▶ **Action item**: Tally the lines in the records below that contain "valley" and return only the result.

[Dataset records]
------------------------------
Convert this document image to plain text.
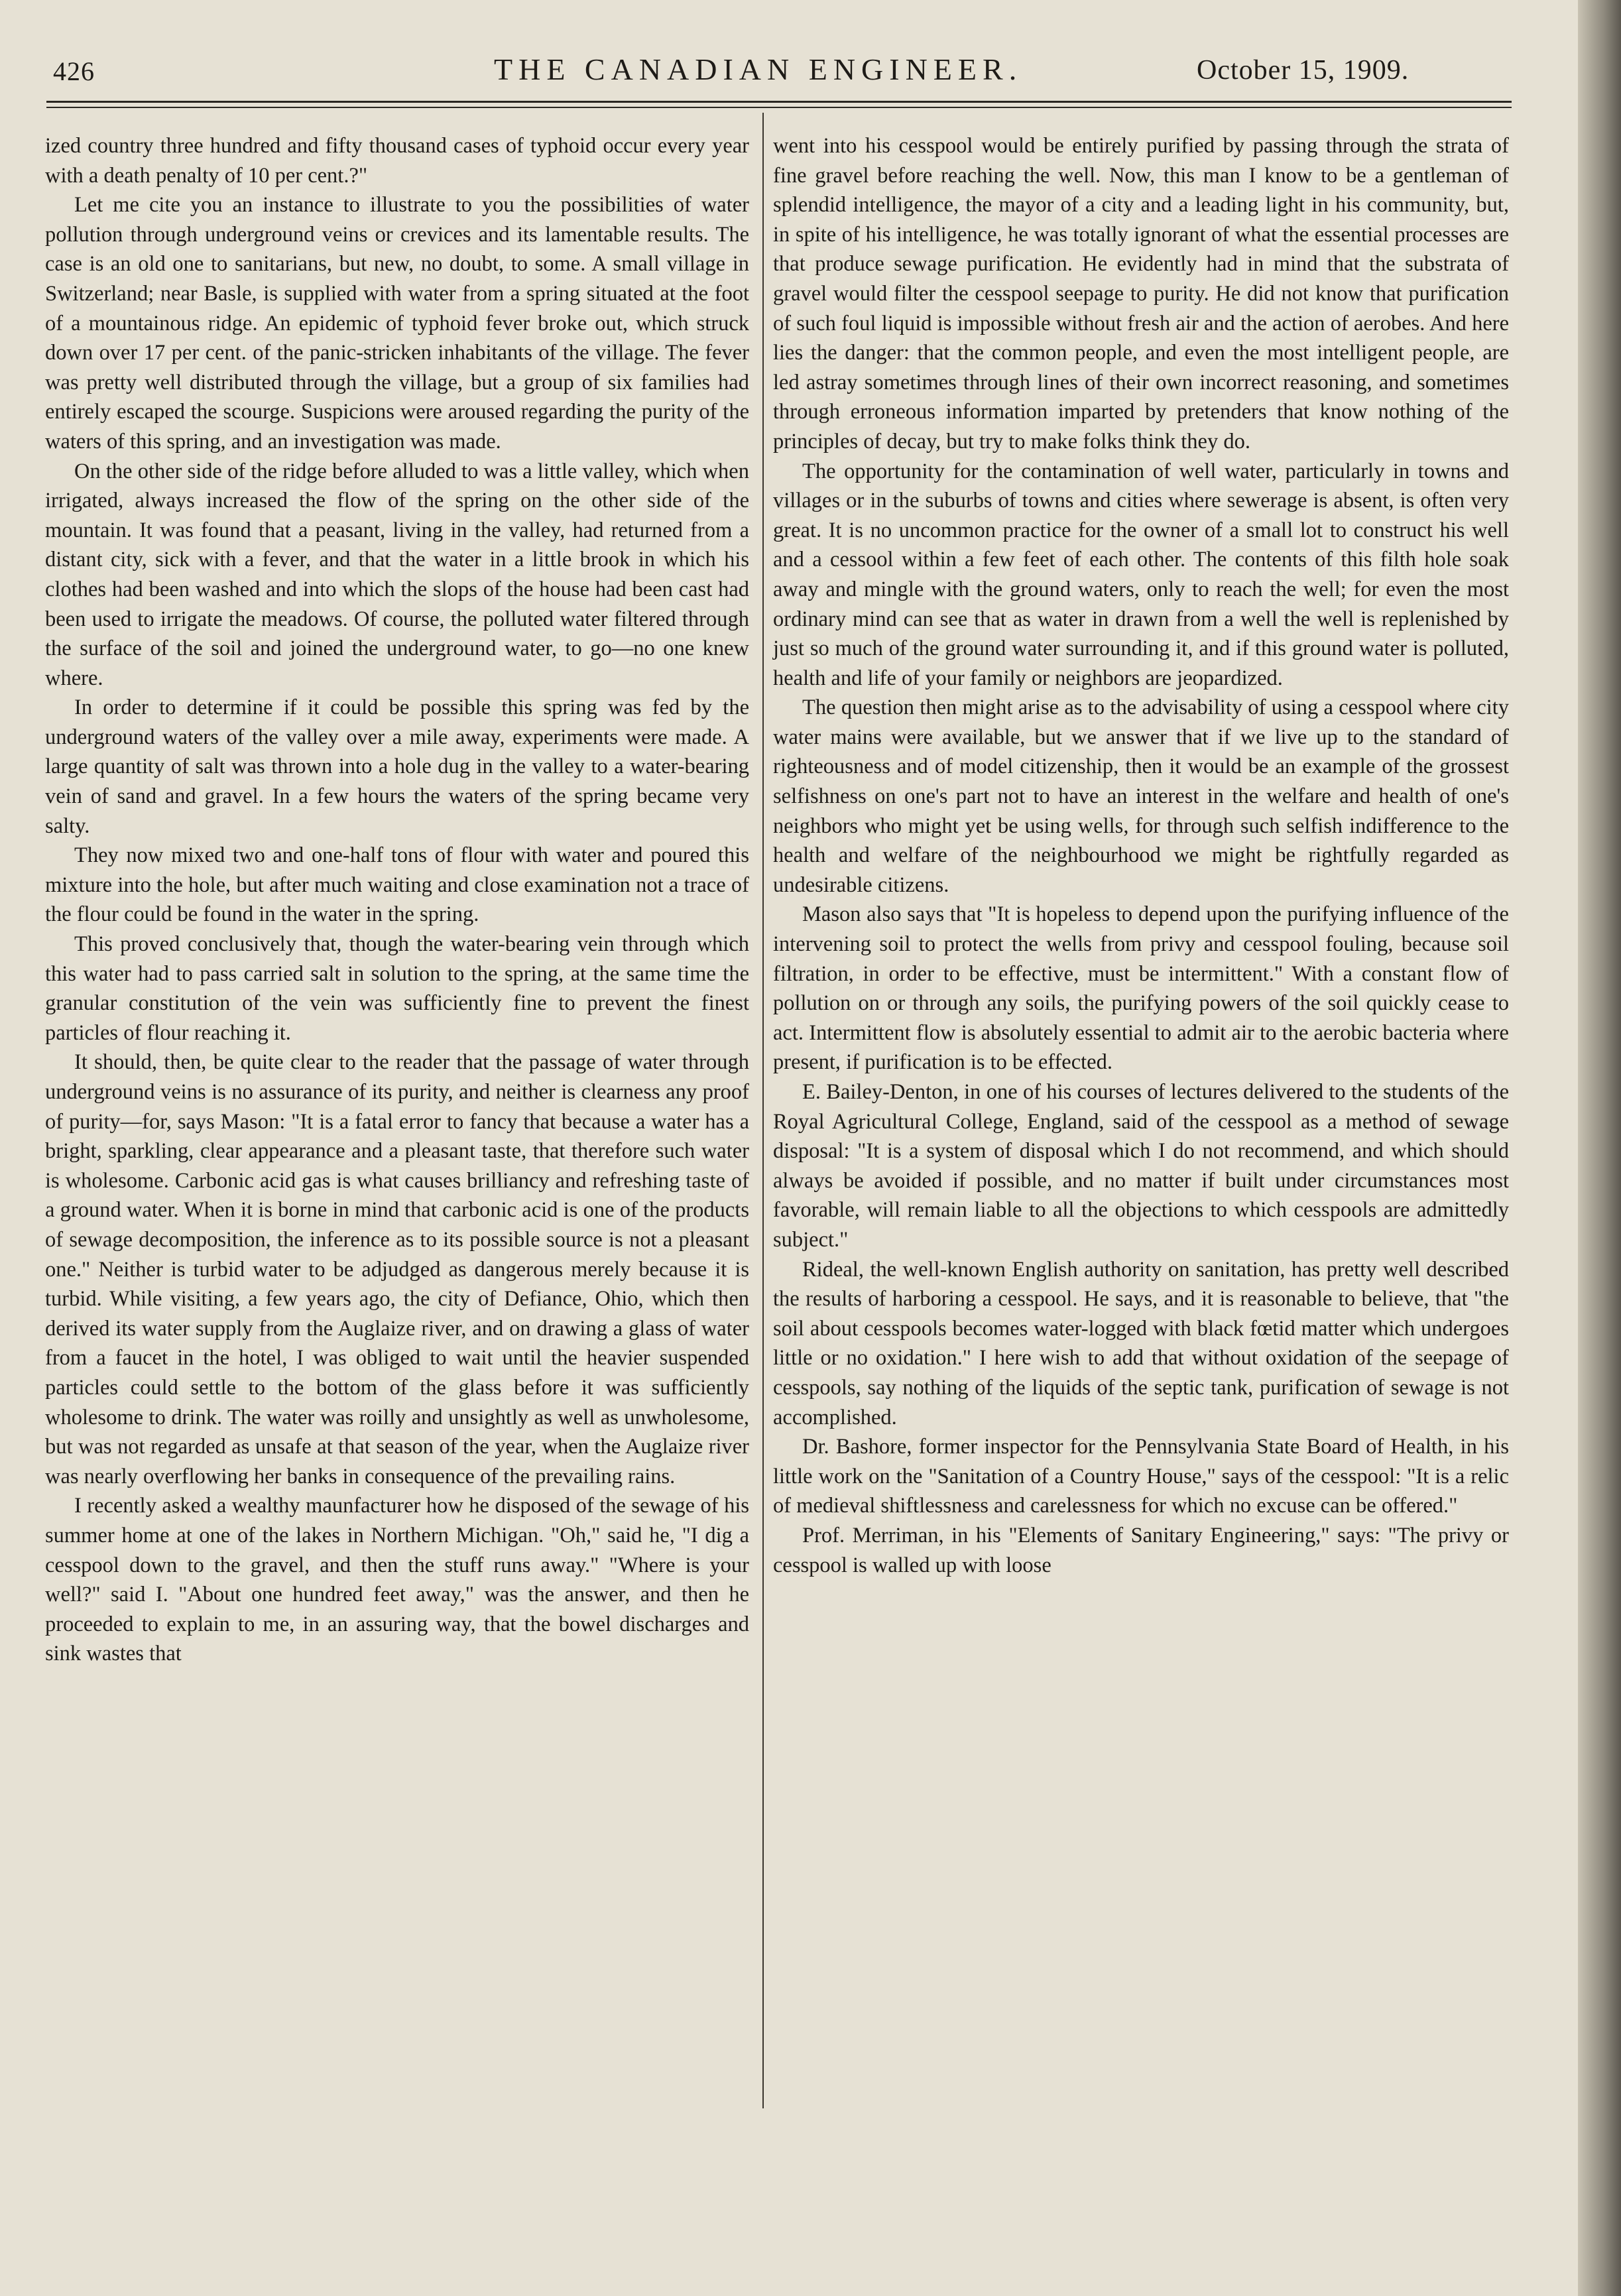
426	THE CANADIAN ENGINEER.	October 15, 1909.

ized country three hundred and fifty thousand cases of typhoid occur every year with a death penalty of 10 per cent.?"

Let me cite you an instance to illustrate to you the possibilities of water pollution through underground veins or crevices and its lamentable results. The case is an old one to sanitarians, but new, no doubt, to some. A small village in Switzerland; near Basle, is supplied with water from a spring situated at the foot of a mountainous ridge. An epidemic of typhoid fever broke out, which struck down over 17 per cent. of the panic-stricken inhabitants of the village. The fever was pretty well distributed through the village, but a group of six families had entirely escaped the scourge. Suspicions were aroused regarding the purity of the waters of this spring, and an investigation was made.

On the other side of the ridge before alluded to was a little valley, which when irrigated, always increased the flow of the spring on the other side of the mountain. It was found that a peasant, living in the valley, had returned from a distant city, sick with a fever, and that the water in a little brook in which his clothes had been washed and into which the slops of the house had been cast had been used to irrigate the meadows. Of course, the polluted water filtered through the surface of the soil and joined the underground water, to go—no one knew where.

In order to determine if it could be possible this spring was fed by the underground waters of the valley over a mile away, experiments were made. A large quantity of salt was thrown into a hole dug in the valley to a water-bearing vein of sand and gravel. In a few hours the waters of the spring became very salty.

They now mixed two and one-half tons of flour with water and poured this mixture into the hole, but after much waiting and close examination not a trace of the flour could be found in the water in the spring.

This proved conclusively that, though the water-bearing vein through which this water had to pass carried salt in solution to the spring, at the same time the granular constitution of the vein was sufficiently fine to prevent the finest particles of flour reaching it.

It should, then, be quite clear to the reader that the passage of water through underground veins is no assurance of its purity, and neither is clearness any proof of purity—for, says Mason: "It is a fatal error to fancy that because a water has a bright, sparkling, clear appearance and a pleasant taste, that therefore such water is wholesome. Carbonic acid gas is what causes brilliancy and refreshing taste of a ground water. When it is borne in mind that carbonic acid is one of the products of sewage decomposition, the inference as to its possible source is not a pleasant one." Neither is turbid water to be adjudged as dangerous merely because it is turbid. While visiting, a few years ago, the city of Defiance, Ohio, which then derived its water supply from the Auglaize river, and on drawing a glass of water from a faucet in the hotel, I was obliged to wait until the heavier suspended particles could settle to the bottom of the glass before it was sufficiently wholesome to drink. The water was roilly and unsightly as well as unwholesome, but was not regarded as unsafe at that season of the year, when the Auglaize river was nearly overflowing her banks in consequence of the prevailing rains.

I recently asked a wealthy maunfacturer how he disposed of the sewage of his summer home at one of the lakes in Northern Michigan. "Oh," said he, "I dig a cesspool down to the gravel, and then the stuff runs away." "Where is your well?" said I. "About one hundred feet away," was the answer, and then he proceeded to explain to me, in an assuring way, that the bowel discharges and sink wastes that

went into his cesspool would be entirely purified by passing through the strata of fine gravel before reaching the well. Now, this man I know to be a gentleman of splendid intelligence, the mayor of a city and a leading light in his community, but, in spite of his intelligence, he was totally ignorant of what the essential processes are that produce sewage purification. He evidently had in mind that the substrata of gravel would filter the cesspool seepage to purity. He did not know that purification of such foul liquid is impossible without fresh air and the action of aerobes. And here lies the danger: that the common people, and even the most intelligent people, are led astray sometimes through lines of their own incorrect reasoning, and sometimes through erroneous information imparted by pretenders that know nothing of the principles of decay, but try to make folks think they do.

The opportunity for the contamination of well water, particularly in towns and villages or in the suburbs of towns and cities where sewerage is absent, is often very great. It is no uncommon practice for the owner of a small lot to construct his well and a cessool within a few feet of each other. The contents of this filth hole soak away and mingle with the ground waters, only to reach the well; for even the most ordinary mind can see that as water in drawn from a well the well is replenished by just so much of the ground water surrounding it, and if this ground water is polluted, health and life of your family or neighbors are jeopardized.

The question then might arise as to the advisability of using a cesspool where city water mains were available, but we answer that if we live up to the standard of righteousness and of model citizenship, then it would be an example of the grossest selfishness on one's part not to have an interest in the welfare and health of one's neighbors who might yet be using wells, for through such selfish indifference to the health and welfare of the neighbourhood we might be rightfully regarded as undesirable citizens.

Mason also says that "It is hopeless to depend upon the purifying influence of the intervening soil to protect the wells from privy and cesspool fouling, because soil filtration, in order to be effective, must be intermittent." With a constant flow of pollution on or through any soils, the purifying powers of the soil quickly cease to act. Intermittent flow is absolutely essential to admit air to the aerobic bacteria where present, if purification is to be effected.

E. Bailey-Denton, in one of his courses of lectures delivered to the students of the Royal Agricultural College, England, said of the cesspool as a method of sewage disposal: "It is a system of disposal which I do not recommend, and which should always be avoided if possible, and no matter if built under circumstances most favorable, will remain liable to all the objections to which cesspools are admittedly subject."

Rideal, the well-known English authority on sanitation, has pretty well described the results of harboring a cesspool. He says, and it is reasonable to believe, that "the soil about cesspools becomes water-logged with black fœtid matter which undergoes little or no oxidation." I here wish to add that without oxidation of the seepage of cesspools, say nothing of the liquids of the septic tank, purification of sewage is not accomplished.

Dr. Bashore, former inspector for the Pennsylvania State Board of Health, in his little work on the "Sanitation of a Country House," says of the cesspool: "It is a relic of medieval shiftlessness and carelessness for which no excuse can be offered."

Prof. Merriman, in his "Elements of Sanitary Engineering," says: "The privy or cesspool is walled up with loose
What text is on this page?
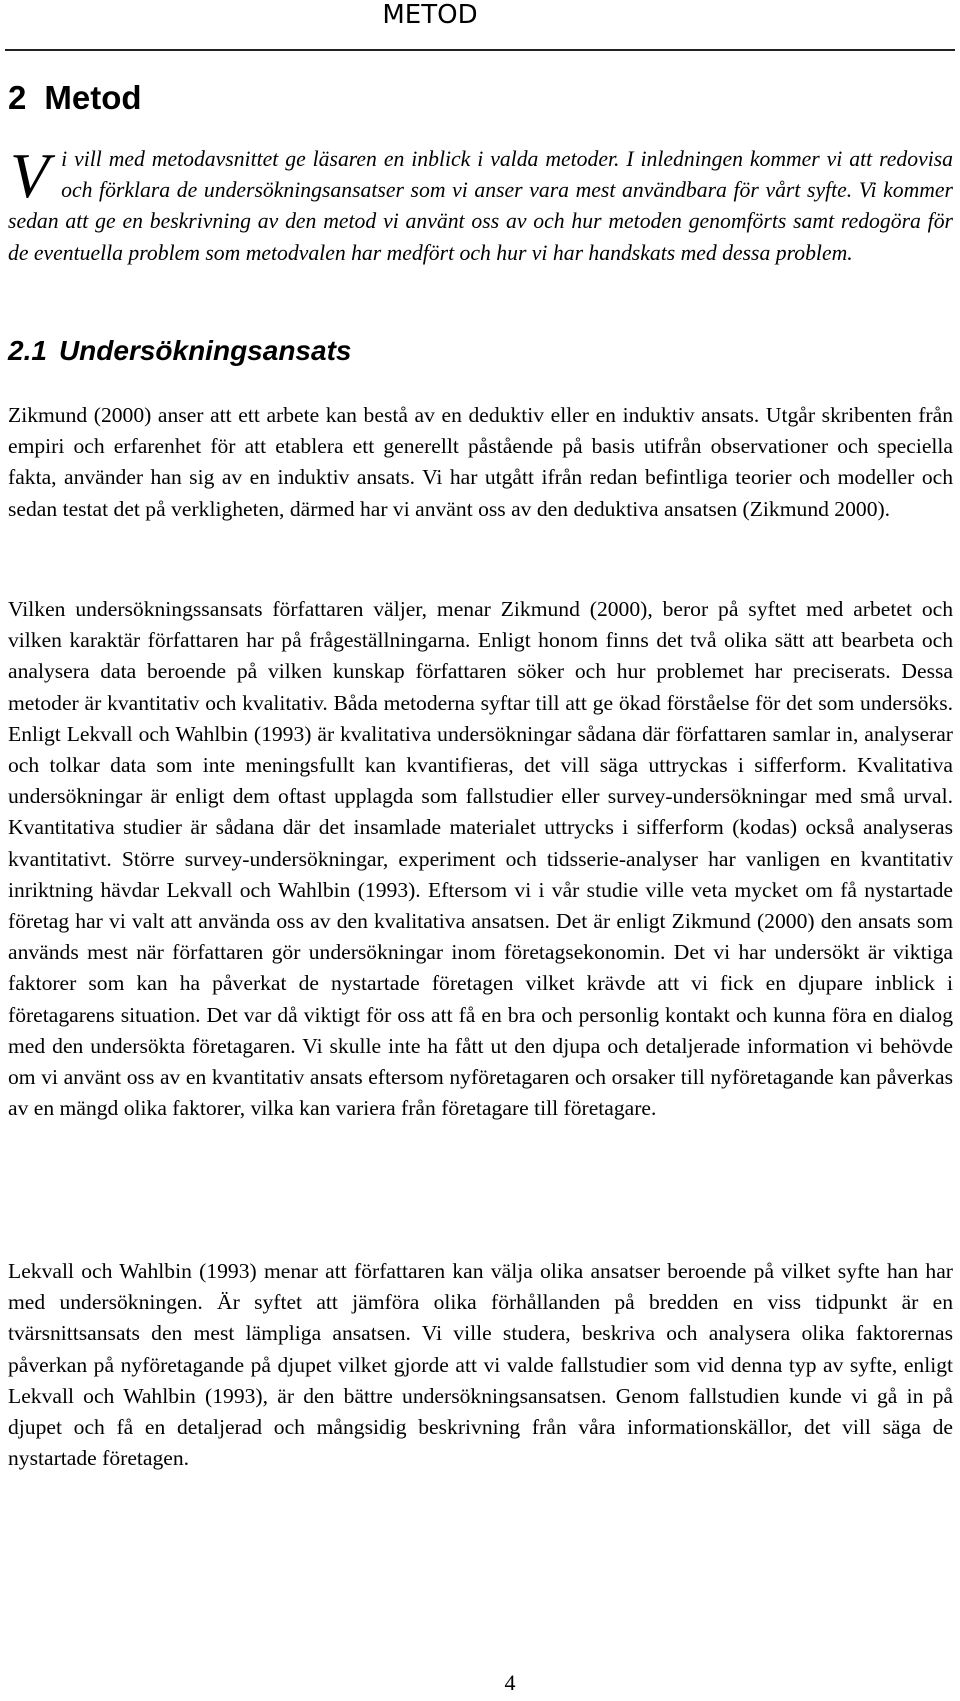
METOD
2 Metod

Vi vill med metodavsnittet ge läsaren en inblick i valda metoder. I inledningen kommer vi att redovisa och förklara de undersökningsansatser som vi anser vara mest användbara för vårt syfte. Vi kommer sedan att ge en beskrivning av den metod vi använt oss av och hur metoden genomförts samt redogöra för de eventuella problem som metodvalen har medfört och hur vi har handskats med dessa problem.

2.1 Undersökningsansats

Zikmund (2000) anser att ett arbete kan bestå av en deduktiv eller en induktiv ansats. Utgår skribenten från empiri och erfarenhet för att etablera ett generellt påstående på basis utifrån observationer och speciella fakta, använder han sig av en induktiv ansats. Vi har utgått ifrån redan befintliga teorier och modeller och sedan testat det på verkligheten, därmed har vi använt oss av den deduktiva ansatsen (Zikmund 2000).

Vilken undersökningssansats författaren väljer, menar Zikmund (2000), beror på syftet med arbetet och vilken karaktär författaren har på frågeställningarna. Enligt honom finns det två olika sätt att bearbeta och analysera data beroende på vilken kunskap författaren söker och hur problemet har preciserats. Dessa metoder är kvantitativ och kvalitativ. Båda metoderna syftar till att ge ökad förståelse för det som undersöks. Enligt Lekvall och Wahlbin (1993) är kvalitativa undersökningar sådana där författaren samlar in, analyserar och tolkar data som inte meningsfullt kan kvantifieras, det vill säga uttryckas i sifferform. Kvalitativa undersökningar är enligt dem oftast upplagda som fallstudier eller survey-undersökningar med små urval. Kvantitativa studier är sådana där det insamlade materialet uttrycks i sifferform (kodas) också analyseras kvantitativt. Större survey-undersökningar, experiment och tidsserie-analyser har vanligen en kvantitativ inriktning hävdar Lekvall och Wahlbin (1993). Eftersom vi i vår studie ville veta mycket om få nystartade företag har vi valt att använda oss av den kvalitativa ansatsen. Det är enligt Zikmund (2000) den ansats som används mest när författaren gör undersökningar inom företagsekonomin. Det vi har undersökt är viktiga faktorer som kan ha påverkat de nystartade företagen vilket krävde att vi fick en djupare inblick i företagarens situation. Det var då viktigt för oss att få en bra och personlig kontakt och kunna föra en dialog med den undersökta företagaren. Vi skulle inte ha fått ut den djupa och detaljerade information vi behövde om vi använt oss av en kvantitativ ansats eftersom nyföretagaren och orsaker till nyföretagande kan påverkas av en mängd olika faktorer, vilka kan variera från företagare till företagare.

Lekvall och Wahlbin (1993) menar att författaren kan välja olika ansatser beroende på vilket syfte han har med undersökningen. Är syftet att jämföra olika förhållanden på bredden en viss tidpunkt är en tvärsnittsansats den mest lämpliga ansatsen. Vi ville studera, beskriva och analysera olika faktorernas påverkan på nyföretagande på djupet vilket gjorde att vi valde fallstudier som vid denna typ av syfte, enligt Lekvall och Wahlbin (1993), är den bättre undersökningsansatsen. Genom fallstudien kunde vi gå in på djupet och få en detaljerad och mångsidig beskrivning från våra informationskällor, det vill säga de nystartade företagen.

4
------------------------------
▶ **Output for this task**: 2